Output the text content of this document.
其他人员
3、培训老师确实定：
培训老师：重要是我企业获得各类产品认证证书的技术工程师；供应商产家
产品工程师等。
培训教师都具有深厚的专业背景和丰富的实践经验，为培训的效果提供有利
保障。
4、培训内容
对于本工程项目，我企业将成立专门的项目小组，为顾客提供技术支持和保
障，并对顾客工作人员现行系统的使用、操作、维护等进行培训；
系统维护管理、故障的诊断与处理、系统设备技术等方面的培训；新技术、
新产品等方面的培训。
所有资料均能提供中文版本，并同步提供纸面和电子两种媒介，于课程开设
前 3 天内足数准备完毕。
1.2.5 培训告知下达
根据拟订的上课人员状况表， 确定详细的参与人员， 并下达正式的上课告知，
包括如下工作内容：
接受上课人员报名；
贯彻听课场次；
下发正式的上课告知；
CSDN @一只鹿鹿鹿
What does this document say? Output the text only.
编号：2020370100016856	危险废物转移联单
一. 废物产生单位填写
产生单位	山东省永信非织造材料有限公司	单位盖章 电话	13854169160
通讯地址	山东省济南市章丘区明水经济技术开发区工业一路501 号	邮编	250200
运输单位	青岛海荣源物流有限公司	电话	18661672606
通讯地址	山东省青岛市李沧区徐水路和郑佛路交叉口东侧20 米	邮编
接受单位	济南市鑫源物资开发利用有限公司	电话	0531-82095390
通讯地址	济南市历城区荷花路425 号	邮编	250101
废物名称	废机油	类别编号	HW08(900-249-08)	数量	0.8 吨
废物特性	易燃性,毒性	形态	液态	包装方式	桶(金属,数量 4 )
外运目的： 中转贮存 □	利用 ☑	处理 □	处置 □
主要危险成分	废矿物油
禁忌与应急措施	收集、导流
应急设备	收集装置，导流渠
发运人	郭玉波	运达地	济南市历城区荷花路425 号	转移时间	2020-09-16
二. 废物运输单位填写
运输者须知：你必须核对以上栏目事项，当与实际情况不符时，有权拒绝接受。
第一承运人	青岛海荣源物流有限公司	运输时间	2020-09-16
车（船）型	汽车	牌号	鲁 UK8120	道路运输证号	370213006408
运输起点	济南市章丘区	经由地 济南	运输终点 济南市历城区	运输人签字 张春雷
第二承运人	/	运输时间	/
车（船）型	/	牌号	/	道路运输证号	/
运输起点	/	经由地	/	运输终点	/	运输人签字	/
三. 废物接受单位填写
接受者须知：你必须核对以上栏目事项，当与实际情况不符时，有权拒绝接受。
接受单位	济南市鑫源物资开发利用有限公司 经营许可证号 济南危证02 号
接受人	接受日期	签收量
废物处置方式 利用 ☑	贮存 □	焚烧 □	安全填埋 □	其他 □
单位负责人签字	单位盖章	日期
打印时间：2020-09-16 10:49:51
- - -
Nothing but the lines from the one with "What does this" through the last line should be repeated, each exactly as it stands.

# Exercise answer:
What does this document say? Output the text only.
编号：2020370100016856	危险废物转移联单
一. 废物产生单位填写
产生单位	山东省永信非织造材料有限公司	单位盖章 电话	13854169160
通讯地址	山东省济南市章丘区明水经济技术开发区工业一路501 号	邮编	250200
运输单位	青岛海荣源物流有限公司	电话	18661672606
通讯地址	山东省青岛市李沧区徐水路和郑佛路交叉口东侧20 米	邮编
接受单位	济南市鑫源物资开发利用有限公司	电话	0531-82095390
通讯地址	济南市历城区荷花路425 号	邮编	250101
废物名称	废机油	类别编号	HW08(900-249-08)	数量	0.8 吨
废物特性	易燃性,毒性	形态	液态	包装方式	桶(金属,数量 4 )
外运目的： 中转贮存 □	利用 ☑	处理 □	处置 □
主要危险成分	废矿物油
禁忌与应急措施	收集、导流
应急设备	收集装置，导流渠
发运人	郭玉波	运达地	济南市历城区荷花路425 号	转移时间	2020-09-16
二. 废物运输单位填写
运输者须知：你必须核对以上栏目事项，当与实际情况不符时，有权拒绝接受。
第一承运人	青岛海荣源物流有限公司	运输时间	2020-09-16
车（船）型	汽车	牌号	鲁 UK8120	道路运输证号	370213006408
运输起点	济南市章丘区	经由地 济南	运输终点 济南市历城区	运输人签字 张春雷
第二承运人	/	运输时间	/
车（船）型	/	牌号	/	道路运输证号	/
运输起点	/	经由地	/	运输终点	/	运输人签字	/
三. 废物接受单位填写
接受者须知：你必须核对以上栏目事项，当与实际情况不符时，有权拒绝接受。
接受单位	济南市鑫源物资开发利用有限公司 经营许可证号 济南危证02 号
接受人	接受日期	签收量
废物处置方式 利用 ☑	贮存 □	焚烧 □	安全填埋 □	其他 □
单位负责人签字	单位盖章	日期
打印时间：2020-09-16 10:49:51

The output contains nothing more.